▸ **Activity**
In the Roanoke baseball team summary below, translate the line "League titles (5): 1909; 1912; 1941; 1947; 1950;" into Spanish.

▸ **Passage to read**

Minor league affiliations
- Class: Class B (1895–1896) Class C (1906–1914) Class D (1939–1940) Class C (1941–1942) Class B (1943–1953)
- League: Virginia League (1894–1896, 1906–1914, 1939–1942) Piedmont League (1943–1953)

Major league affiliations
- Team: Cleveland Indians (1940) Boston Red Sox (1943-1953)

Minor league titles
- League titles (5): 1909; 1912; 1941; 1947; 1950;
- Conference titles (1): 1946

Team data
- Name: Roanoke Magicians (1894–1896) Roanoke Tigers (1906–1914) Salem–Roanoke Friends (1939–1942) Roanoke Red Sox (1943–1950) Roanoke Ro–Sox (1951–1953)
- Ballpark: Roanoke Ballpark (1894–1896, 1906) Salem Municipal Stadium (1939–1942) Maher Field (1907–1914, 1939–1953)

▸ **Extracted material**

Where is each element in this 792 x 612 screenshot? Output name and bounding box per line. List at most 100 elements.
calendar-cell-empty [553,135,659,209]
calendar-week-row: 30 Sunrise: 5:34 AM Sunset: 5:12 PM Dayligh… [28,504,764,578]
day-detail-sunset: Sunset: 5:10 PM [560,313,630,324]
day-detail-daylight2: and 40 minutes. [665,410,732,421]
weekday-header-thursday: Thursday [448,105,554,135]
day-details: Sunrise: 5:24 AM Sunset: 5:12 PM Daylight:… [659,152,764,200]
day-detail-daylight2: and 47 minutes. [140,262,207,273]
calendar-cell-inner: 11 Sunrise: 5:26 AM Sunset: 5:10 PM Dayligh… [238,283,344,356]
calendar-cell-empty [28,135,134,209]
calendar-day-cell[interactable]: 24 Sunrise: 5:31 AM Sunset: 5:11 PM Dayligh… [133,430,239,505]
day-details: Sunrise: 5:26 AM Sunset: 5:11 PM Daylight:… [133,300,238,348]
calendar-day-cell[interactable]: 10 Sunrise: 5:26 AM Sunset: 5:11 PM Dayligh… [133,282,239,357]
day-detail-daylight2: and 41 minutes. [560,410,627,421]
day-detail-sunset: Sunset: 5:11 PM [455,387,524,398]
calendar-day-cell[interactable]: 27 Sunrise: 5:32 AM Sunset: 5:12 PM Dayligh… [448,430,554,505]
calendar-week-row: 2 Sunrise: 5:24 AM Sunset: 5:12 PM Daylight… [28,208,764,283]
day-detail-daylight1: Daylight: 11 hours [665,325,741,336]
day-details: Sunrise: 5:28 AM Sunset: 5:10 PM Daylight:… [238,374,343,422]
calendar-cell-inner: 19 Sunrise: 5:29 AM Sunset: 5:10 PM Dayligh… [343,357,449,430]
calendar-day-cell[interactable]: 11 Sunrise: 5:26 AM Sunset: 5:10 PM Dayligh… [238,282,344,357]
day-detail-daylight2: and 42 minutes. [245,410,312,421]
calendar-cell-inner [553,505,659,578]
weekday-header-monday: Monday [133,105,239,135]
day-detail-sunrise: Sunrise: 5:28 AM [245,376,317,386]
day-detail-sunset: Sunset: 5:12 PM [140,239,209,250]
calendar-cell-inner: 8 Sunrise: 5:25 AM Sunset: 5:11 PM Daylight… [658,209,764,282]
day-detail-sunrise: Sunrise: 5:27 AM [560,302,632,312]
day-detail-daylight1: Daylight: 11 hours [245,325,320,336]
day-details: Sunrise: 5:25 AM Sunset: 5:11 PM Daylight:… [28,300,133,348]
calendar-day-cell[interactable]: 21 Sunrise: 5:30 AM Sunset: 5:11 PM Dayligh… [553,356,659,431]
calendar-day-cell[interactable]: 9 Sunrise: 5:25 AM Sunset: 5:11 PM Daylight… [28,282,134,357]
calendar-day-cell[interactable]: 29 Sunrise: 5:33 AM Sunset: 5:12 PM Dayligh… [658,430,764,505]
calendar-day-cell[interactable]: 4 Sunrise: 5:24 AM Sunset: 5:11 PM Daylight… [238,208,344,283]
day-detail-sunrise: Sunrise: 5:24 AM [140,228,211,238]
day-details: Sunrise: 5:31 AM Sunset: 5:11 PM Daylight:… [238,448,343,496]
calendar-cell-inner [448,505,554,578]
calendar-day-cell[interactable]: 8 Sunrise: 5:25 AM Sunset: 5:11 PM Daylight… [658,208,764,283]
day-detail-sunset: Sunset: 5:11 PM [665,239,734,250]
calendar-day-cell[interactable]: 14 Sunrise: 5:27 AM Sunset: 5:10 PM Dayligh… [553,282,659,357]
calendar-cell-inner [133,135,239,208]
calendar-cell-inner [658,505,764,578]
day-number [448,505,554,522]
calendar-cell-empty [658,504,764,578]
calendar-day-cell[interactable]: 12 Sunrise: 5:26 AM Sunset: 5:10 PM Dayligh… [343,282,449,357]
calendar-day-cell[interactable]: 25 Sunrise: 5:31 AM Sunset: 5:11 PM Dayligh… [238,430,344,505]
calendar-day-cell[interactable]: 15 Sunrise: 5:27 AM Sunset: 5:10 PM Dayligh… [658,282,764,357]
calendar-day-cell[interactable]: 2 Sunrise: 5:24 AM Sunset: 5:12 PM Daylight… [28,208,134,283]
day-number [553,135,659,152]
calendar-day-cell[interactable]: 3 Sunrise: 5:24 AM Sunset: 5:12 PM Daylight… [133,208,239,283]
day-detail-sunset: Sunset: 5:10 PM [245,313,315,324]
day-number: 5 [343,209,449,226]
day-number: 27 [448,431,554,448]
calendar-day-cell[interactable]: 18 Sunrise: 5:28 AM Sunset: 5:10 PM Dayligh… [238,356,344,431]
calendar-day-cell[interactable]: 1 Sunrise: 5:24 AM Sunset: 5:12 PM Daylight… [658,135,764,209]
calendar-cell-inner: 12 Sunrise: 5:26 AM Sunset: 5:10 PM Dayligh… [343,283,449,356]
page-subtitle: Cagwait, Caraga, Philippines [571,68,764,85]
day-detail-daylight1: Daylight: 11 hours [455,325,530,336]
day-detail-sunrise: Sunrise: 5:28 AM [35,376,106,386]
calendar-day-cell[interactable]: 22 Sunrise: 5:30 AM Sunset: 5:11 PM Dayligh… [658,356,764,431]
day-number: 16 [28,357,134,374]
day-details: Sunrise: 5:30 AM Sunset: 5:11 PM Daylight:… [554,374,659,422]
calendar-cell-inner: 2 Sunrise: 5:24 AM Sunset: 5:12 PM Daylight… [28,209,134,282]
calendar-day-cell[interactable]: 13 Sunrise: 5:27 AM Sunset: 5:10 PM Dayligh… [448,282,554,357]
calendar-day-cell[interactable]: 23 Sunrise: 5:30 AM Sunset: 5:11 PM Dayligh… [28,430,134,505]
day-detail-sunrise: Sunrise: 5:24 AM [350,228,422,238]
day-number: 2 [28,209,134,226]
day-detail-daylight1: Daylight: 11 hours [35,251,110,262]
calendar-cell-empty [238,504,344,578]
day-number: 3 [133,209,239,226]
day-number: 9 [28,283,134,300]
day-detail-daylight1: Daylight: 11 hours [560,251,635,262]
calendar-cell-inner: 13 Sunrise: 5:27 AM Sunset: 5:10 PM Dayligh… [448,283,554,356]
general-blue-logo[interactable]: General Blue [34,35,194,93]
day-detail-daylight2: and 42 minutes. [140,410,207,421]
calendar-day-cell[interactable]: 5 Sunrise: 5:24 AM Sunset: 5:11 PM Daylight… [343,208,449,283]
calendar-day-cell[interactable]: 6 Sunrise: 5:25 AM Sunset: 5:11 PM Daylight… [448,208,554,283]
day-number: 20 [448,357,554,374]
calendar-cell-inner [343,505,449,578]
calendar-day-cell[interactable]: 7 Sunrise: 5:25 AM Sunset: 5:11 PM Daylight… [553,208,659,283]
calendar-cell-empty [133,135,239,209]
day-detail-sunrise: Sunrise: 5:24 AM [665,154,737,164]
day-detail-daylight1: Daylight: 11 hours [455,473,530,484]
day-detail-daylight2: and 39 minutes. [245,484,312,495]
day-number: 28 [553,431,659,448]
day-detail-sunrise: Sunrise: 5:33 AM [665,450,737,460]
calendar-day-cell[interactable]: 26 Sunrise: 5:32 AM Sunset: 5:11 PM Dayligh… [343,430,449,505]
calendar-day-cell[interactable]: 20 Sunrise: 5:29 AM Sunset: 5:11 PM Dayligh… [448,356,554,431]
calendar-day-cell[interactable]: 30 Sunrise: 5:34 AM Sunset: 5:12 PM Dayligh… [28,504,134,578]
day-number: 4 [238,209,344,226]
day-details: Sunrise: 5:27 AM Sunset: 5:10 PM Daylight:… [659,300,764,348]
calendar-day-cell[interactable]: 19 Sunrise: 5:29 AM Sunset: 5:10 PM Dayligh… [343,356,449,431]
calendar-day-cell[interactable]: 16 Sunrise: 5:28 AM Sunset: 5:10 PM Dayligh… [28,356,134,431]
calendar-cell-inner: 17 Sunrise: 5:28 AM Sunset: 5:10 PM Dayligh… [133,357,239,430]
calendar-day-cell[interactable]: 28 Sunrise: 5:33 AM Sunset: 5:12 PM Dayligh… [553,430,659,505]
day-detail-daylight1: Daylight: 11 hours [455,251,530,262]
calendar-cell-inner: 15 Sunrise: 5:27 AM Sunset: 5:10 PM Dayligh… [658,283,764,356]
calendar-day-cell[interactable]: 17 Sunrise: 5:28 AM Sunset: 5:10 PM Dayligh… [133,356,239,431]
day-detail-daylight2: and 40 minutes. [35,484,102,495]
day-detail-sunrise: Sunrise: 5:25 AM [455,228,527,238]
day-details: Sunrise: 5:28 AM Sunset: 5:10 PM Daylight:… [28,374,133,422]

▸ **Solved exercise**
Títulos de liga (5): 1909; 1912; 1941; 1947; 1950;